(Stored records)
════════════════
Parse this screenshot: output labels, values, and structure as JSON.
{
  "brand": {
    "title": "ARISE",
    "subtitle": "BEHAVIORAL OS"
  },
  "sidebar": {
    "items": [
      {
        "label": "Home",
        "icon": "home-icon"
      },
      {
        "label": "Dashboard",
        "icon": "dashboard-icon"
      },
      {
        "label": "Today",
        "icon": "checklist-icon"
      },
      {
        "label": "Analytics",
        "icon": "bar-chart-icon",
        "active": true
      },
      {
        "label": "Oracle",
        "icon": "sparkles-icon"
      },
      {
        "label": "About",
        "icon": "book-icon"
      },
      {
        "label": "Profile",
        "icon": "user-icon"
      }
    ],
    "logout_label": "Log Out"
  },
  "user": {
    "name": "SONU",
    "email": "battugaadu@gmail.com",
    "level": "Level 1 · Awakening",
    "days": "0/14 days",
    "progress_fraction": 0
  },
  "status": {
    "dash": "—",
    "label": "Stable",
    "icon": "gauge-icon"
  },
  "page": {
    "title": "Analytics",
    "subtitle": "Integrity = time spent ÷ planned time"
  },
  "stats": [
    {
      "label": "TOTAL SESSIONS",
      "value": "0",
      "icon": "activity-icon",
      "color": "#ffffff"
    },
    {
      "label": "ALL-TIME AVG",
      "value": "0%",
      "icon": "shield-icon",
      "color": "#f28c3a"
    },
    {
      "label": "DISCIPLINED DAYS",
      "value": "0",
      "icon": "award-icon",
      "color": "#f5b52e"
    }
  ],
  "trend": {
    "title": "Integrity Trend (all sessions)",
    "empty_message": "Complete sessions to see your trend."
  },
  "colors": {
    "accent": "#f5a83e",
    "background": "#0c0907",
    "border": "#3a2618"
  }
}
════════════════
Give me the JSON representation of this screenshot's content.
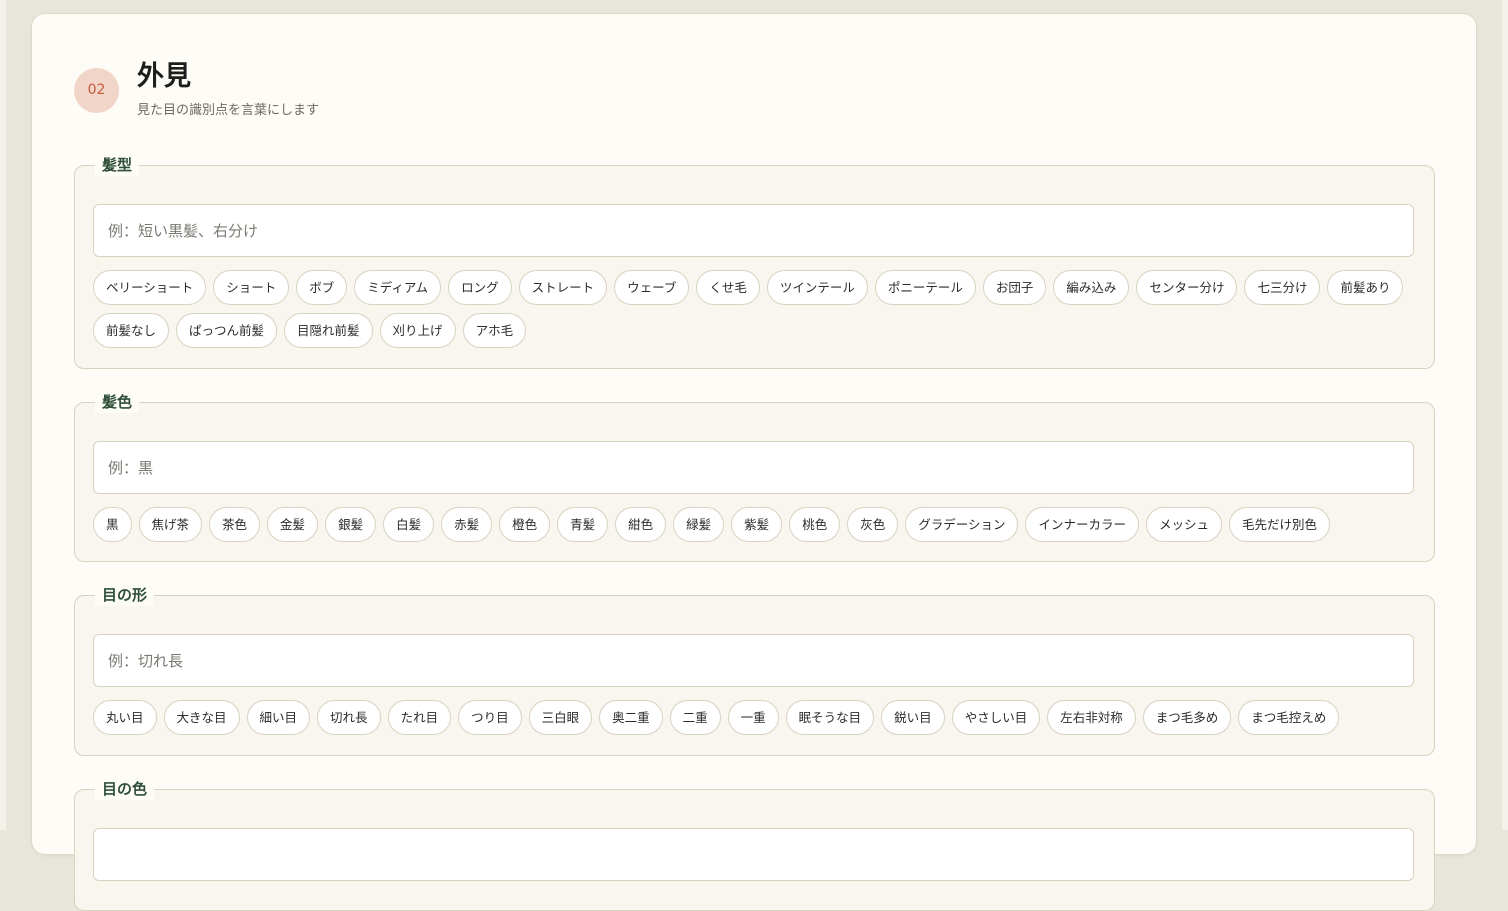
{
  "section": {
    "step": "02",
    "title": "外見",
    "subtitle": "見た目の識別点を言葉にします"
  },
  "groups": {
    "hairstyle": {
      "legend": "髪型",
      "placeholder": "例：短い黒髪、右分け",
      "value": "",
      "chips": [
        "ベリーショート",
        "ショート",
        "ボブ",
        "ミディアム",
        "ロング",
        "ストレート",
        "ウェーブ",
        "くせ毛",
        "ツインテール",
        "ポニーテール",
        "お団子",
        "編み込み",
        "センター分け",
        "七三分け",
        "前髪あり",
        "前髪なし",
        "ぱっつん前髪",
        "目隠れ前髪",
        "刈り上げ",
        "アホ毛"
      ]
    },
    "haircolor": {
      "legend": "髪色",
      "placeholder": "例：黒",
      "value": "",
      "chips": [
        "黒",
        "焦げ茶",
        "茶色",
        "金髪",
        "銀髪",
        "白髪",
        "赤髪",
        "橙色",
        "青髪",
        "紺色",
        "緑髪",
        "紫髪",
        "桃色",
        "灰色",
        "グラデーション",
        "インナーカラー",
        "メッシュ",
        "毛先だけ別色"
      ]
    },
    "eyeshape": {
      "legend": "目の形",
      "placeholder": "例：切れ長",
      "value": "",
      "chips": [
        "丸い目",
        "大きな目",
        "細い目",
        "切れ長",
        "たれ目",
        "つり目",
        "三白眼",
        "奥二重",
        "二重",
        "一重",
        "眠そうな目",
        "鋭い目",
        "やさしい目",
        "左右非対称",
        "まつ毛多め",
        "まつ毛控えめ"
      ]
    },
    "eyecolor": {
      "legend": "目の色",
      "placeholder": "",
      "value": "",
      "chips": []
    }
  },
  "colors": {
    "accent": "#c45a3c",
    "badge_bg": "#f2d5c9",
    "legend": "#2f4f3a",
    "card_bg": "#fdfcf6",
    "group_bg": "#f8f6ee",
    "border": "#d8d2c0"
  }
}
════════════════
• _TASK DETAILS_
Which lines include the word "Integrity"? Copy every one of them.

• _SOLUTION_
    "subtitle": "Integrity = time spent ÷ planned time"
    "title": "Integrity Trend (all sessions)",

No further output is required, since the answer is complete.